THE TASK
Your answer should be a single number: the count of lines in the material below that hold "name".

(Records that describe figures)
· · · · ·

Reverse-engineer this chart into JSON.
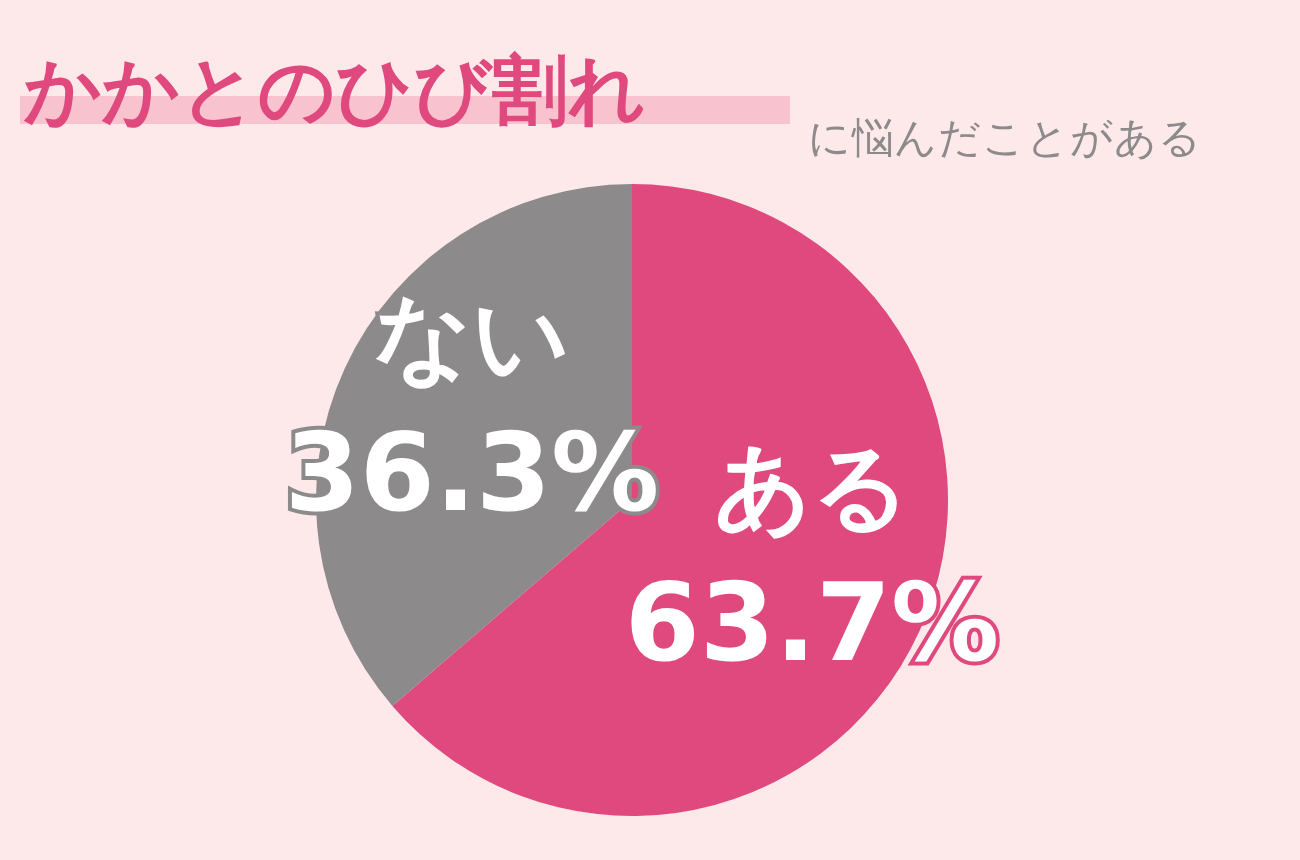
{
  "chart_data": {
    "type": "pie",
    "title": "かかとのひび割れ",
    "subtitle": "に悩んだことがある",
    "categories": [
      "ある",
      "ない"
    ],
    "values": [
      63.7,
      36.3
    ],
    "colors": [
      "#e0497e",
      "#8c8a8a"
    ],
    "value_labels": [
      "63.7%",
      "36.3%"
    ]
  }
}
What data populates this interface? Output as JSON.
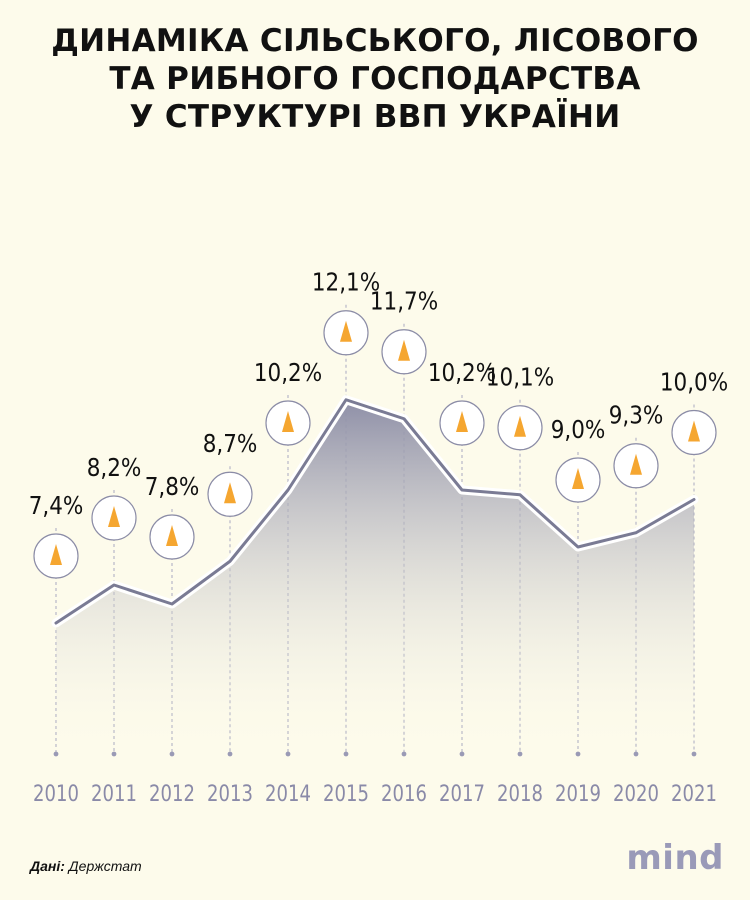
{
  "title_lines": [
    "ДИНАМІКА СІЛЬСЬКОГО, ЛІСОВОГО",
    "ТА РИБНОГО ГОСПОДАРСТВА",
    "У СТРУКТУРІ ВВП УКРАЇНИ"
  ],
  "source_label": "Дані:",
  "source_value": "Держстат",
  "logo": "mind",
  "colors": {
    "background": "#fdfbeb",
    "area_top": "#8e8fa7",
    "line": "#7a7b94",
    "marker": "#f5a630",
    "year_labels": "#8a8aa8"
  },
  "chart_data": {
    "type": "area",
    "x": [
      "2010",
      "2011",
      "2012",
      "2013",
      "2014",
      "2015",
      "2016",
      "2017",
      "2018",
      "2019",
      "2020",
      "2021"
    ],
    "values": [
      7.4,
      8.2,
      7.8,
      8.7,
      10.2,
      12.1,
      11.7,
      10.2,
      10.1,
      9.0,
      9.3,
      10.0
    ],
    "labels": [
      "7,4%",
      "8,2%",
      "7,8%",
      "8,7%",
      "10,2%",
      "12,1%",
      "11,7%",
      "10,2%",
      "10,1%",
      "9,0%",
      "9,3%",
      "10,0%"
    ],
    "unit": "%",
    "grid": false,
    "legend": "none"
  }
}
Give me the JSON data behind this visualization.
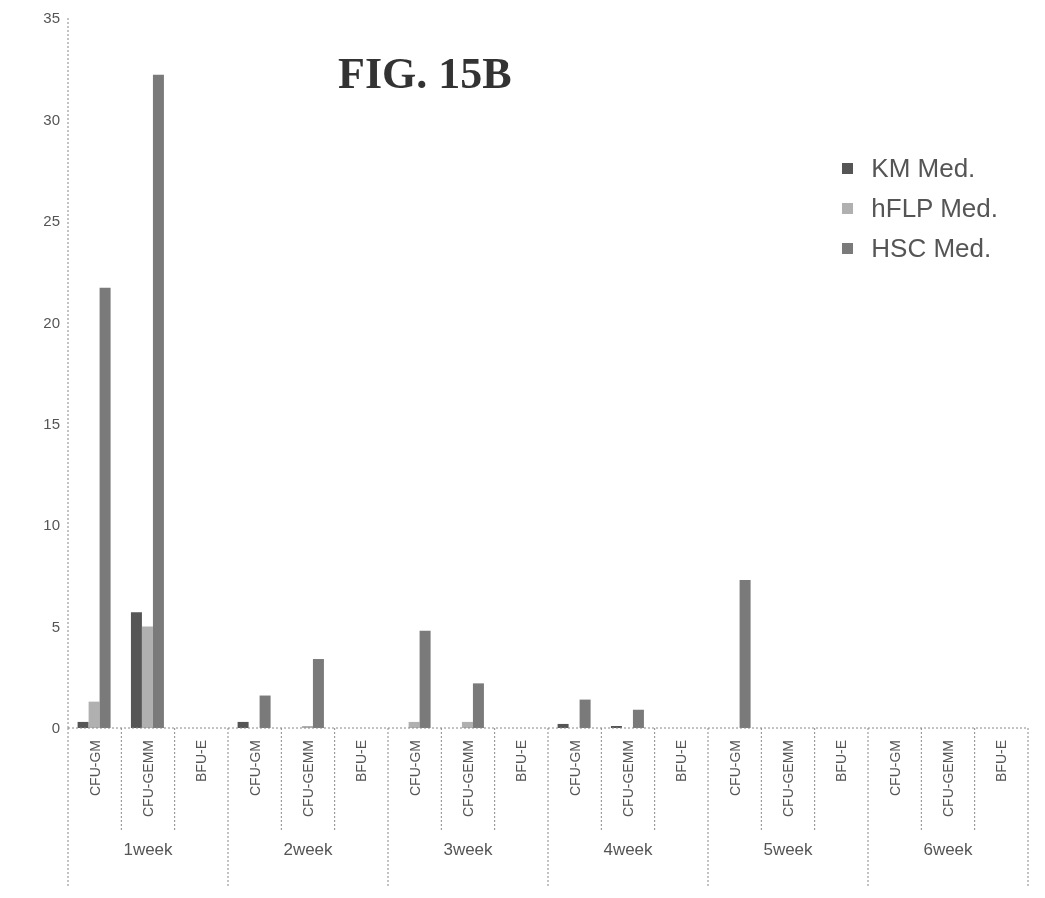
{
  "chart_data": {
    "type": "bar",
    "title": "FIG. 15B",
    "categories": [
      "CFU-GM",
      "CFU-GEMM",
      "BFU-E",
      "CFU-GM",
      "CFU-GEMM",
      "BFU-E",
      "CFU-GM",
      "CFU-GEMM",
      "BFU-E",
      "CFU-GM",
      "CFU-GEMM",
      "BFU-E",
      "CFU-GM",
      "CFU-GEMM",
      "BFU-E",
      "CFU-GM",
      "CFU-GEMM",
      "BFU-E"
    ],
    "series": [
      {
        "name": "KM Med.",
        "color": "#555555",
        "values": [
          0.3,
          5.7,
          0,
          0.3,
          0,
          0,
          0,
          0,
          0,
          0.2,
          0.1,
          0,
          0,
          0,
          0,
          0,
          0,
          0
        ]
      },
      {
        "name": "hFLP Med.",
        "color": "#b0b0b0",
        "values": [
          1.3,
          5.0,
          0,
          0,
          0.1,
          0,
          0.3,
          0.3,
          0,
          0,
          0,
          0,
          0,
          0,
          0,
          0,
          0,
          0
        ]
      },
      {
        "name": "HSC Med.",
        "color": "#7a7a7a",
        "values": [
          21.7,
          32.2,
          0,
          1.6,
          3.4,
          0,
          4.8,
          2.2,
          0,
          1.4,
          0.9,
          0,
          7.3,
          0,
          0,
          0,
          0,
          0
        ]
      }
    ],
    "annotations": [
      "1week",
      "2week",
      "3week",
      "4week",
      "5week",
      "6week"
    ],
    "ylim": [
      0,
      35
    ],
    "yticks": [
      0,
      5,
      10,
      15,
      20,
      25,
      30,
      35
    ],
    "grid": false,
    "legend": "top right"
  }
}
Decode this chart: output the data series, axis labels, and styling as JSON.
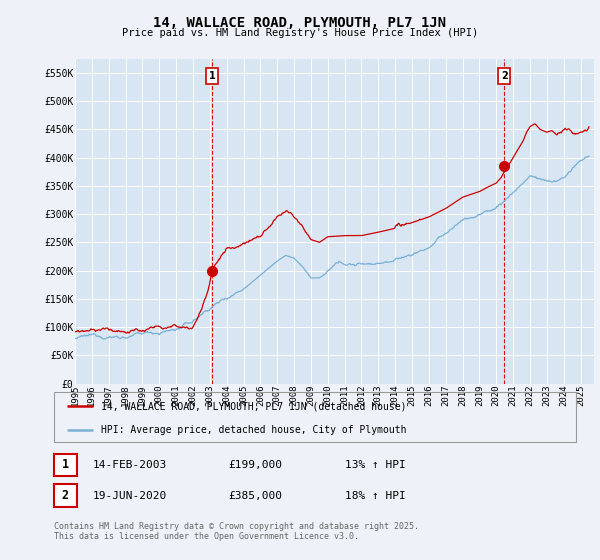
{
  "title": "14, WALLACE ROAD, PLYMOUTH, PL7 1JN",
  "subtitle": "Price paid vs. HM Land Registry's House Price Index (HPI)",
  "ylabel_ticks": [
    "£0",
    "£50K",
    "£100K",
    "£150K",
    "£200K",
    "£250K",
    "£300K",
    "£350K",
    "£400K",
    "£450K",
    "£500K",
    "£550K"
  ],
  "ytick_values": [
    0,
    50000,
    100000,
    150000,
    200000,
    250000,
    300000,
    350000,
    400000,
    450000,
    500000,
    550000
  ],
  "ylim": [
    0,
    575000
  ],
  "xlim_start": 1995.0,
  "xlim_end": 2025.8,
  "background_color": "#eef2f8",
  "plot_bg_color": "#d8e6f3",
  "grid_color": "#ffffff",
  "red_line_color": "#cc0000",
  "blue_line_color": "#7ab0d4",
  "marker1_x": 2003.12,
  "marker1_y": 199000,
  "marker2_x": 2020.47,
  "marker2_y": 385000,
  "legend_label1": "14, WALLACE ROAD, PLYMOUTH, PL7 1JN (detached house)",
  "legend_label2": "HPI: Average price, detached house, City of Plymouth",
  "footer_text": "Contains HM Land Registry data © Crown copyright and database right 2025.\nThis data is licensed under the Open Government Licence v3.0.",
  "table_row1": [
    "1",
    "14-FEB-2003",
    "£199,000",
    "13% ↑ HPI"
  ],
  "table_row2": [
    "2",
    "19-JUN-2020",
    "£385,000",
    "18% ↑ HPI"
  ],
  "xtick_years": [
    1995,
    1996,
    1997,
    1998,
    1999,
    2000,
    2001,
    2002,
    2003,
    2004,
    2005,
    2006,
    2007,
    2008,
    2009,
    2010,
    2011,
    2012,
    2013,
    2014,
    2015,
    2016,
    2017,
    2018,
    2019,
    2020,
    2021,
    2022,
    2023,
    2024,
    2025
  ]
}
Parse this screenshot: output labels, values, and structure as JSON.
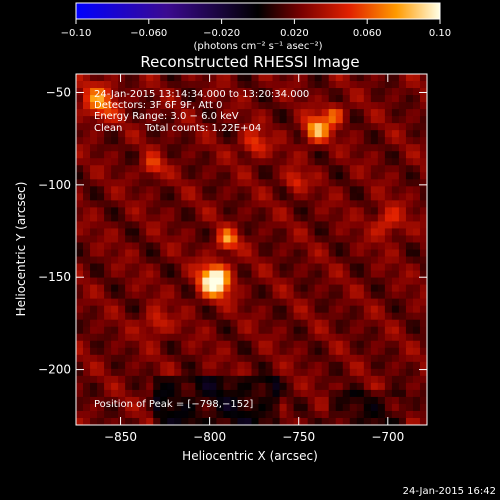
{
  "chart_data": {
    "type": "heatmap",
    "title": "Reconstructed RHESSI Image",
    "xlabel": "Heliocentric X (arcsec)",
    "ylabel": "Heliocentric Y (arcsec)",
    "xlim": [
      -875,
      -678
    ],
    "ylim": [
      -230,
      -40
    ],
    "x_ticks": [
      -850,
      -800,
      -750,
      -700
    ],
    "y_ticks": [
      -50,
      -100,
      -150,
      -200
    ],
    "x_tick_labels": [
      "−850",
      "−800",
      "−750",
      "−700"
    ],
    "y_tick_labels": [
      "−50",
      "−100",
      "−150",
      "−200"
    ],
    "colorbar": {
      "range": [
        -0.1,
        0.1
      ],
      "tick_values": [
        -0.1,
        -0.06,
        -0.02,
        0.02,
        0.06,
        0.1
      ],
      "tick_labels": [
        "−0.10",
        "−0.060",
        "−0.020",
        "0.020",
        "0.060",
        "0.10"
      ],
      "units": "(photons cm⁻² s⁻¹ asec⁻²)"
    },
    "colors": {
      "negative_end": "#0000ff",
      "zero": "#000000",
      "mid_red": "#c81400",
      "orange": "#ff8c00",
      "positive_end": "#ffffe6"
    },
    "annotations": {
      "time": "24-Jan-2015 13:14:34.000 to 13:20:34.000",
      "detectors": "Detectors: 3F 6F 9F, Att 0",
      "energy": "Energy Range: 3.0 − 6.0 keV",
      "method": "Clean",
      "counts": "Total counts: 1.22E+04",
      "peak": "Position of Peak = [−798,−152]"
    },
    "peak_position": [
      -798,
      -152
    ],
    "sources": [
      {
        "x": -797,
        "y": -152,
        "amp": 0.095,
        "sigma": 6
      },
      {
        "x": -790,
        "y": -130,
        "amp": 0.05,
        "sigma": 4
      },
      {
        "x": -740,
        "y": -70,
        "amp": 0.06,
        "sigma": 5
      },
      {
        "x": -730,
        "y": -62,
        "amp": 0.04,
        "sigma": 4
      },
      {
        "x": -862,
        "y": -55,
        "amp": 0.045,
        "sigma": 7
      },
      {
        "x": -775,
        "y": -78,
        "amp": 0.035,
        "sigma": 5
      },
      {
        "x": -832,
        "y": -90,
        "amp": 0.035,
        "sigma": 4
      },
      {
        "x": -752,
        "y": -98,
        "amp": 0.03,
        "sigma": 4
      },
      {
        "x": -830,
        "y": -175,
        "amp": 0.03,
        "sigma": 5
      },
      {
        "x": -700,
        "y": -120,
        "amp": 0.03,
        "sigma": 6
      }
    ]
  },
  "footer": {
    "timestamp": "24-Jan-2015 16:42"
  }
}
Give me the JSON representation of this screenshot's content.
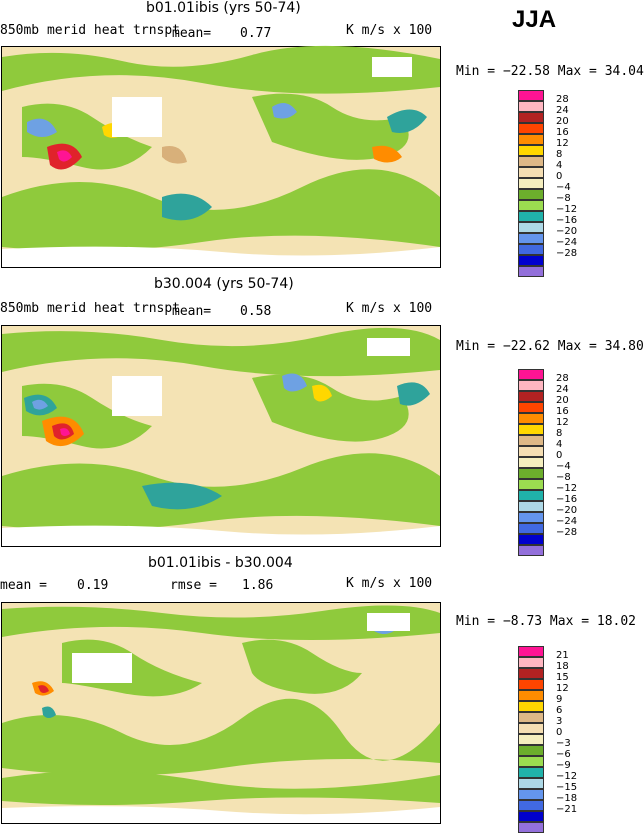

· · · · ·

ANSWER TO THE EXERCISE
3